-- START --
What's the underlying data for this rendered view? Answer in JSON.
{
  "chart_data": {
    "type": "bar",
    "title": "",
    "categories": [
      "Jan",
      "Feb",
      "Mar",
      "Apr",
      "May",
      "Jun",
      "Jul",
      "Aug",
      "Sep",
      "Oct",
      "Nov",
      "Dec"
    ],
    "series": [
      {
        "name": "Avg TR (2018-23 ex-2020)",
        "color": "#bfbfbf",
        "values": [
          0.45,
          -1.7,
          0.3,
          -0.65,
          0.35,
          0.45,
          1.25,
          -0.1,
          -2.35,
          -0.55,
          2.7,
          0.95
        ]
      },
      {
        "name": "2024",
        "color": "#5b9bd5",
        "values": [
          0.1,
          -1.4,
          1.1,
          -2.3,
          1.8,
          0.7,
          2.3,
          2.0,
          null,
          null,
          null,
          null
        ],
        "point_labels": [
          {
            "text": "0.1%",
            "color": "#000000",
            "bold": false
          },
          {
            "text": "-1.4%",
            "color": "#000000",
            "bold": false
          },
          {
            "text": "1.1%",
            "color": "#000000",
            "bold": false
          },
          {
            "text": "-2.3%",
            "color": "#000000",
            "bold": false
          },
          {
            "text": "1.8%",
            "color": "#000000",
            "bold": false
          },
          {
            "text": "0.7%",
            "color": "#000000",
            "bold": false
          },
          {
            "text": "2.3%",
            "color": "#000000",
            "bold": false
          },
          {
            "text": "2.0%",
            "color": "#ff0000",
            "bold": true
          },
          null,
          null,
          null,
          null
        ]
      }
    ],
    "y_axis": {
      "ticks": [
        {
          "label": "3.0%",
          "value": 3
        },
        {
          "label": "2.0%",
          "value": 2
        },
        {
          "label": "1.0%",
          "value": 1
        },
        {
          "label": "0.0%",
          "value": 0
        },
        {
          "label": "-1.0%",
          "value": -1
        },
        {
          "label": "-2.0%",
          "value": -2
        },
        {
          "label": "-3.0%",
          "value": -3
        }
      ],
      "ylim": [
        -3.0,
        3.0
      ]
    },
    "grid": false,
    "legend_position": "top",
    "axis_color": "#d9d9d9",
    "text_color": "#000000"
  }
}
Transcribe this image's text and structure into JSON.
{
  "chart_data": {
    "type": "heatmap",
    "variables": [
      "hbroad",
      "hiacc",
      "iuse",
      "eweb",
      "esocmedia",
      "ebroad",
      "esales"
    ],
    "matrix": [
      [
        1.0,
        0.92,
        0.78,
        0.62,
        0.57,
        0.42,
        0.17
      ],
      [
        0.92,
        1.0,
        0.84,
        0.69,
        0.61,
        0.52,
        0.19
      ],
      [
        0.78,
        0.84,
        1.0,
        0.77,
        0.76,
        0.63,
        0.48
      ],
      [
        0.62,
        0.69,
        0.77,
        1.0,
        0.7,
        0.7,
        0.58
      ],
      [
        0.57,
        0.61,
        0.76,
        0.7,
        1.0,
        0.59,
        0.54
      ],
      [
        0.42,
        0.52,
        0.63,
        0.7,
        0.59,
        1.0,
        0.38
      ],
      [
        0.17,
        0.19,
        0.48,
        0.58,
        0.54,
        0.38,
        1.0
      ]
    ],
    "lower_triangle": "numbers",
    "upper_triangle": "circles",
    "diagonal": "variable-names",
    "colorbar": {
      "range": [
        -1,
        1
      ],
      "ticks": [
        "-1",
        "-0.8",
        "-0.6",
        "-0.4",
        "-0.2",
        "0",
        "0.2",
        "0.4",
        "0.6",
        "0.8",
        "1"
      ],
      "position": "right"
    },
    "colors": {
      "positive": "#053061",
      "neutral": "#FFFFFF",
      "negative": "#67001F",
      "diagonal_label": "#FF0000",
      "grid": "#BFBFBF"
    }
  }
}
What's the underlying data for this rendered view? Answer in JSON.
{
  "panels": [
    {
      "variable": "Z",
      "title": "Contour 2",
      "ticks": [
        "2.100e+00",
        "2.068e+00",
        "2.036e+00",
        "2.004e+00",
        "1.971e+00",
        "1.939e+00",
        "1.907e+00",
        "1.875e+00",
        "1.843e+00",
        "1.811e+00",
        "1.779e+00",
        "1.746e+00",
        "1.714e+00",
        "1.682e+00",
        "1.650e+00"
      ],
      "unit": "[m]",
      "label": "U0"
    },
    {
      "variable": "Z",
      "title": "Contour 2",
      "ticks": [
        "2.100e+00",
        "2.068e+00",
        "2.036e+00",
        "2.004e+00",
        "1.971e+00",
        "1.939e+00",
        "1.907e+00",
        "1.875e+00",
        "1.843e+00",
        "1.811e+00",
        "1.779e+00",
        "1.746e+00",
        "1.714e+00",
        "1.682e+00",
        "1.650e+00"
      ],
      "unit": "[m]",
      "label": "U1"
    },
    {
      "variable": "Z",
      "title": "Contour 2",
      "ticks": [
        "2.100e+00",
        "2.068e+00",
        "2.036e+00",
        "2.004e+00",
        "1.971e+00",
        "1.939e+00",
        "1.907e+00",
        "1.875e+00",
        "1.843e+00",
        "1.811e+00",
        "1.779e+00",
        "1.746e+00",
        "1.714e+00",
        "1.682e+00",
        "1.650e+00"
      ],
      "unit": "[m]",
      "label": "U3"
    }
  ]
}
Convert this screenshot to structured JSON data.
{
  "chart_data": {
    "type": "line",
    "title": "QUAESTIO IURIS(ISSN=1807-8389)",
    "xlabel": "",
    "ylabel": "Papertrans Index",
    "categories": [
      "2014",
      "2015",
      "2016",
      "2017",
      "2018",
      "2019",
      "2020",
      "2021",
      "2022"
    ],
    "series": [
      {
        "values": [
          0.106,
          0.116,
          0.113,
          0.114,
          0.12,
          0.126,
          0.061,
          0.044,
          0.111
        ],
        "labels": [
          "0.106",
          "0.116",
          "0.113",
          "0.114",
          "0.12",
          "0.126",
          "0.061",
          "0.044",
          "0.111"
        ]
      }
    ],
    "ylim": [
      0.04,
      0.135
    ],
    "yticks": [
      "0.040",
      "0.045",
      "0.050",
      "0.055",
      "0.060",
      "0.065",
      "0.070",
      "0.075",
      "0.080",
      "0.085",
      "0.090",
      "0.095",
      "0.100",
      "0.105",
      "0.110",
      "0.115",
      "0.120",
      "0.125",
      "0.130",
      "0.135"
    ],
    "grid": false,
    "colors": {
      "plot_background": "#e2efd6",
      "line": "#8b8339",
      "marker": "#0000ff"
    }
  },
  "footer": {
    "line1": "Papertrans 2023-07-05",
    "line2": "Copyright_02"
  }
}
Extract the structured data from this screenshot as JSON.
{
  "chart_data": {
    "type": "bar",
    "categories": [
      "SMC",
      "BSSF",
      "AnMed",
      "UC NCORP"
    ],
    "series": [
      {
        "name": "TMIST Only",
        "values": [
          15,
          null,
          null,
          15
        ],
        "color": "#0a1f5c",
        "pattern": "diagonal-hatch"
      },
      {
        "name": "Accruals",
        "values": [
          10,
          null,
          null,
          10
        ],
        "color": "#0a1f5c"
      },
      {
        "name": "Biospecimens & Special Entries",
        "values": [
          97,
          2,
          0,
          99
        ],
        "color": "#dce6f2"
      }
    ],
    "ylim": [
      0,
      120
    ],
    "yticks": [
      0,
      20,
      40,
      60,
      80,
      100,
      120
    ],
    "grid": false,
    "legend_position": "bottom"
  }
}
-- END --
Repeat every entry exactly as written above.

What's the underlying data for this rendered view? Answer in JSON.
{
  "chart_data": {
    "type": "bar",
    "title": "",
    "categories": [
      "Jan",
      "Feb",
      "Mar",
      "Apr",
      "May",
      "Jun",
      "Jul",
      "Aug",
      "Sep",
      "Oct",
      "Nov",
      "Dec"
    ],
    "series": [
      {
        "name": "Avg TR (2018-23 ex-2020)",
        "color": "#bfbfbf",
        "values": [
          0.45,
          -1.7,
          0.3,
          -0.65,
          0.35,
          0.45,
          1.25,
          -0.1,
          -2.35,
          -0.55,
          2.7,
          0.95
        ]
      },
      {
        "name": "2024",
        "color": "#5b9bd5",
        "values": [
          0.1,
          -1.4,
          1.1,
          -2.3,
          1.8,
          0.7,
          2.3,
          2.0,
          null,
          null,
          null,
          null
        ],
        "point_labels": [
          {
            "text": "0.1%",
            "color": "#000000",
            "bold": false
          },
          {
            "text": "-1.4%",
            "color": "#000000",
            "bold": false
          },
          {
            "text": "1.1%",
            "color": "#000000",
            "bold": false
          },
          {
            "text": "-2.3%",
            "color": "#000000",
            "bold": false
          },
          {
            "text": "1.8%",
            "color": "#000000",
            "bold": false
          },
          {
            "text": "0.7%",
            "color": "#000000",
            "bold": false
          },
          {
            "text": "2.3%",
            "color": "#000000",
            "bold": false
          },
          {
            "text": "2.0%",
            "color": "#ff0000",
            "bold": true
          },
          null,
          null,
          null,
          null
        ]
      }
    ],
    "y_axis": {
      "ticks": [
        {
          "label": "3.0%",
          "value": 3
        },
        {
          "label": "2.0%",
          "value": 2
        },
        {
          "label": "1.0%",
          "value": 1
        },
        {
          "label": "0.0%",
          "value": 0
        },
        {
          "label": "-1.0%",
          "value": -1
        },
        {
          "label": "-2.0%",
          "value": -2
        },
        {
          "label": "-3.0%",
          "value": -3
        }
      ],
      "ylim": [
        -3.0,
        3.0
      ]
    },
    "grid": false,
    "legend_position": "top",
    "axis_color": "#d9d9d9",
    "text_color": "#000000"
  }
}
Transcribe this image's text and structure into JSON.
{
  "chart_data": {
    "type": "heatmap",
    "variables": [
      "hbroad",
      "hiacc",
      "iuse",
      "eweb",
      "esocmedia",
      "ebroad",
      "esales"
    ],
    "matrix": [
      [
        1.0,
        0.92,
        0.78,
        0.62,
        0.57,
        0.42,
        0.17
      ],
      [
        0.92,
        1.0,
        0.84,
        0.69,
        0.61,
        0.52,
        0.19
      ],
      [
        0.78,
        0.84,
        1.0,
        0.77,
        0.76,
        0.63,
        0.48
      ],
      [
        0.62,
        0.69,
        0.77,
        1.0,
        0.7,
        0.7,
        0.58
      ],
      [
        0.57,
        0.61,
        0.76,
        0.7,
        1.0,
        0.59,
        0.54
      ],
      [
        0.42,
        0.52,
        0.63,
        0.7,
        0.59,
        1.0,
        0.38
      ],
      [
        0.17,
        0.19,
        0.48,
        0.58,
        0.54,
        0.38,
        1.0
      ]
    ],
    "lower_triangle": "numbers",
    "upper_triangle": "circles",
    "diagonal": "variable-names",
    "colorbar": {
      "range": [
        -1,
        1
      ],
      "ticks": [
        "-1",
        "-0.8",
        "-0.6",
        "-0.4",
        "-0.2",
        "0",
        "0.2",
        "0.4",
        "0.6",
        "0.8",
        "1"
      ],
      "position": "right"
    },
    "colors": {
      "positive": "#053061",
      "neutral": "#FFFFFF",
      "negative": "#67001F",
      "diagonal_label": "#FF0000",
      "grid": "#BFBFBF"
    }
  }
}
What's the underlying data for this rendered view? Answer in JSON.
{
  "panels": [
    {
      "variable": "Z",
      "title": "Contour 2",
      "ticks": [
        "2.100e+00",
        "2.068e+00",
        "2.036e+00",
        "2.004e+00",
        "1.971e+00",
        "1.939e+00",
        "1.907e+00",
        "1.875e+00",
        "1.843e+00",
        "1.811e+00",
        "1.779e+00",
        "1.746e+00",
        "1.714e+00",
        "1.682e+00",
        "1.650e+00"
      ],
      "unit": "[m]",
      "label": "U0"
    },
    {
      "variable": "Z",
      "title": "Contour 2",
      "ticks": [
        "2.100e+00",
        "2.068e+00",
        "2.036e+00",
        "2.004e+00",
        "1.971e+00",
        "1.939e+00",
        "1.907e+00",
        "1.875e+00",
        "1.843e+00",
        "1.811e+00",
        "1.779e+00",
        "1.746e+00",
        "1.714e+00",
        "1.682e+00",
        "1.650e+00"
      ],
      "unit": "[m]",
      "label": "U1"
    },
    {
      "variable": "Z",
      "title": "Contour 2",
      "ticks": [
        "2.100e+00",
        "2.068e+00",
        "2.036e+00",
        "2.004e+00",
        "1.971e+00",
        "1.939e+00",
        "1.907e+00",
        "1.875e+00",
        "1.843e+00",
        "1.811e+00",
        "1.779e+00",
        "1.746e+00",
        "1.714e+00",
        "1.682e+00",
        "1.650e+00"
      ],
      "unit": "[m]",
      "label": "U3"
    }
  ]
}
Convert this screenshot to structured JSON data.
{
  "chart_data": {
    "type": "line",
    "title": "QUAESTIO IURIS(ISSN=1807-8389)",
    "xlabel": "",
    "ylabel": "Papertrans Index",
    "categories": [
      "2014",
      "2015",
      "2016",
      "2017",
      "2018",
      "2019",
      "2020",
      "2021",
      "2022"
    ],
    "series": [
      {
        "values": [
          0.106,
          0.116,
          0.113,
          0.114,
          0.12,
          0.126,
          0.061,
          0.044,
          0.111
        ],
        "labels": [
          "0.106",
          "0.116",
          "0.113",
          "0.114",
          "0.12",
          "0.126",
          "0.061",
          "0.044",
          "0.111"
        ]
      }
    ],
    "ylim": [
      0.04,
      0.135
    ],
    "yticks": [
      "0.040",
      "0.045",
      "0.050",
      "0.055",
      "0.060",
      "0.065",
      "0.070",
      "0.075",
      "0.080",
      "0.085",
      "0.090",
      "0.095",
      "0.100",
      "0.105",
      "0.110",
      "0.115",
      "0.120",
      "0.125",
      "0.130",
      "0.135"
    ],
    "grid": false,
    "colors": {
      "plot_background": "#e2efd6",
      "line": "#8b8339",
      "marker": "#0000ff"
    }
  },
  "footer": {
    "line1": "Papertrans 2023-07-05",
    "line2": "Copyright_02"
  }
}
Extract the structured data from this screenshot as JSON.
{
  "chart_data": {
    "type": "bar",
    "categories": [
      "SMC",
      "BSSF",
      "AnMed",
      "UC NCORP"
    ],
    "series": [
      {
        "name": "TMIST Only",
        "values": [
          15,
          null,
          null,
          15
        ],
        "color": "#0a1f5c",
        "pattern": "diagonal-hatch"
      },
      {
        "name": "Accruals",
        "values": [
          10,
          null,
          null,
          10
        ],
        "color": "#0a1f5c"
      },
      {
        "name": "Biospecimens & Special Entries",
        "values": [
          97,
          2,
          0,
          99
        ],
        "color": "#dce6f2"
      }
    ],
    "ylim": [
      0,
      120
    ],
    "yticks": [
      0,
      20,
      40,
      60,
      80,
      100,
      120
    ],
    "grid": false,
    "legend_position": "bottom"
  }
}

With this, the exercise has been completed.